• Exercise objective: Write out all of the lines below, exactly and completely.
++++++++++++++++++++
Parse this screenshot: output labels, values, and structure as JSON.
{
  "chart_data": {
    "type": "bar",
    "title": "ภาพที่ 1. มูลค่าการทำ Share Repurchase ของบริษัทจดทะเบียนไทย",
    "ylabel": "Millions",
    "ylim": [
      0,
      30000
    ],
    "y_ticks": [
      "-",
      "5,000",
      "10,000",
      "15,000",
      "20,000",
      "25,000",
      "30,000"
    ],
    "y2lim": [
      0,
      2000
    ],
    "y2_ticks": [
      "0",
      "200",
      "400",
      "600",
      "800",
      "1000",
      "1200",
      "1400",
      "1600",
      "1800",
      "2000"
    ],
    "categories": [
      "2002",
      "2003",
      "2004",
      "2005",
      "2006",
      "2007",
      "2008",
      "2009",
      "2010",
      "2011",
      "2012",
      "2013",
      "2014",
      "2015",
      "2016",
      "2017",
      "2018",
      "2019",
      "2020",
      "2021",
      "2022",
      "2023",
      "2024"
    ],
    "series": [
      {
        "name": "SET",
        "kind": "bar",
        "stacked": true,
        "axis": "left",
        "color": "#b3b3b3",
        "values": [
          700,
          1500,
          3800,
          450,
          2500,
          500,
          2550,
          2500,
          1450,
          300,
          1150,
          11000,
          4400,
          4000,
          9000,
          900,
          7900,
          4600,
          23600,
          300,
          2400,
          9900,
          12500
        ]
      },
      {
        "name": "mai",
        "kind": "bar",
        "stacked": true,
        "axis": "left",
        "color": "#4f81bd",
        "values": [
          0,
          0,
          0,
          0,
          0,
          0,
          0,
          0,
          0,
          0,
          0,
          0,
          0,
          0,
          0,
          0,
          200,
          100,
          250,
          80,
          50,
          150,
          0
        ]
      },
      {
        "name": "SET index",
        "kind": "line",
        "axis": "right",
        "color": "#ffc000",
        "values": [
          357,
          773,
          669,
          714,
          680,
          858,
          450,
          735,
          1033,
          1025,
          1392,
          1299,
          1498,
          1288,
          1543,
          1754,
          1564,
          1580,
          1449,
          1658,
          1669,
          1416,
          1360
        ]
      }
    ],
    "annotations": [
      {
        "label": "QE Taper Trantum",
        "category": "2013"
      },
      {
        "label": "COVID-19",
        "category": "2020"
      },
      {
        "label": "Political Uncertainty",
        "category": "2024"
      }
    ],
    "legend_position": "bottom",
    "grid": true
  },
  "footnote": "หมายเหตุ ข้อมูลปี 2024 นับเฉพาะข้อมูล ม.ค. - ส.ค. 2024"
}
++++++++++++++++++++
• Response to this exercise:
Parse this screenshot: output labels, values, and structure as JSON.
{
  "chart_data": {
    "type": "bar",
    "title": "ภาพที่ 1. มูลค่าการทำ Share Repurchase ของบริษัทจดทะเบียนไทย",
    "ylabel": "Millions",
    "ylim": [
      0,
      30000
    ],
    "y_ticks": [
      "-",
      "5,000",
      "10,000",
      "15,000",
      "20,000",
      "25,000",
      "30,000"
    ],
    "y2lim": [
      0,
      2000
    ],
    "y2_ticks": [
      "0",
      "200",
      "400",
      "600",
      "800",
      "1000",
      "1200",
      "1400",
      "1600",
      "1800",
      "2000"
    ],
    "categories": [
      "2002",
      "2003",
      "2004",
      "2005",
      "2006",
      "2007",
      "2008",
      "2009",
      "2010",
      "2011",
      "2012",
      "2013",
      "2014",
      "2015",
      "2016",
      "2017",
      "2018",
      "2019",
      "2020",
      "2021",
      "2022",
      "2023",
      "2024"
    ],
    "series": [
      {
        "name": "SET",
        "kind": "bar",
        "stacked": true,
        "axis": "left",
        "color": "#b3b3b3",
        "values": [
          700,
          1500,
          3800,
          450,
          2500,
          500,
          2550,
          2500,
          1450,
          300,
          1150,
          11000,
          4400,
          4000,
          9000,
          900,
          7900,
          4600,
          23600,
          300,
          2400,
          9900,
          12500
        ]
      },
      {
        "name": "mai",
        "kind": "bar",
        "stacked": true,
        "axis": "left",
        "color": "#4f81bd",
        "values": [
          0,
          0,
          0,
          0,
          0,
          0,
          0,
          0,
          0,
          0,
          0,
          0,
          0,
          0,
          0,
          0,
          200,
          100,
          250,
          80,
          50,
          150,
          0
        ]
      },
      {
        "name": "SET index",
        "kind": "line",
        "axis": "right",
        "color": "#ffc000",
        "values": [
          357,
          773,
          669,
          714,
          680,
          858,
          450,
          735,
          1033,
          1025,
          1392,
          1299,
          1498,
          1288,
          1543,
          1754,
          1564,
          1580,
          1449,
          1658,
          1669,
          1416,
          1360
        ]
      }
    ],
    "annotations": [
      {
        "label": "QE Taper Trantum",
        "category": "2013"
      },
      {
        "label": "COVID-19",
        "category": "2020"
      },
      {
        "label": "Political Uncertainty",
        "category": "2024"
      }
    ],
    "legend_position": "bottom",
    "grid": true
  },
  "footnote": "หมายเหตุ ข้อมูลปี 2024 นับเฉพาะข้อมูล ม.ค. - ส.ค. 2024"
}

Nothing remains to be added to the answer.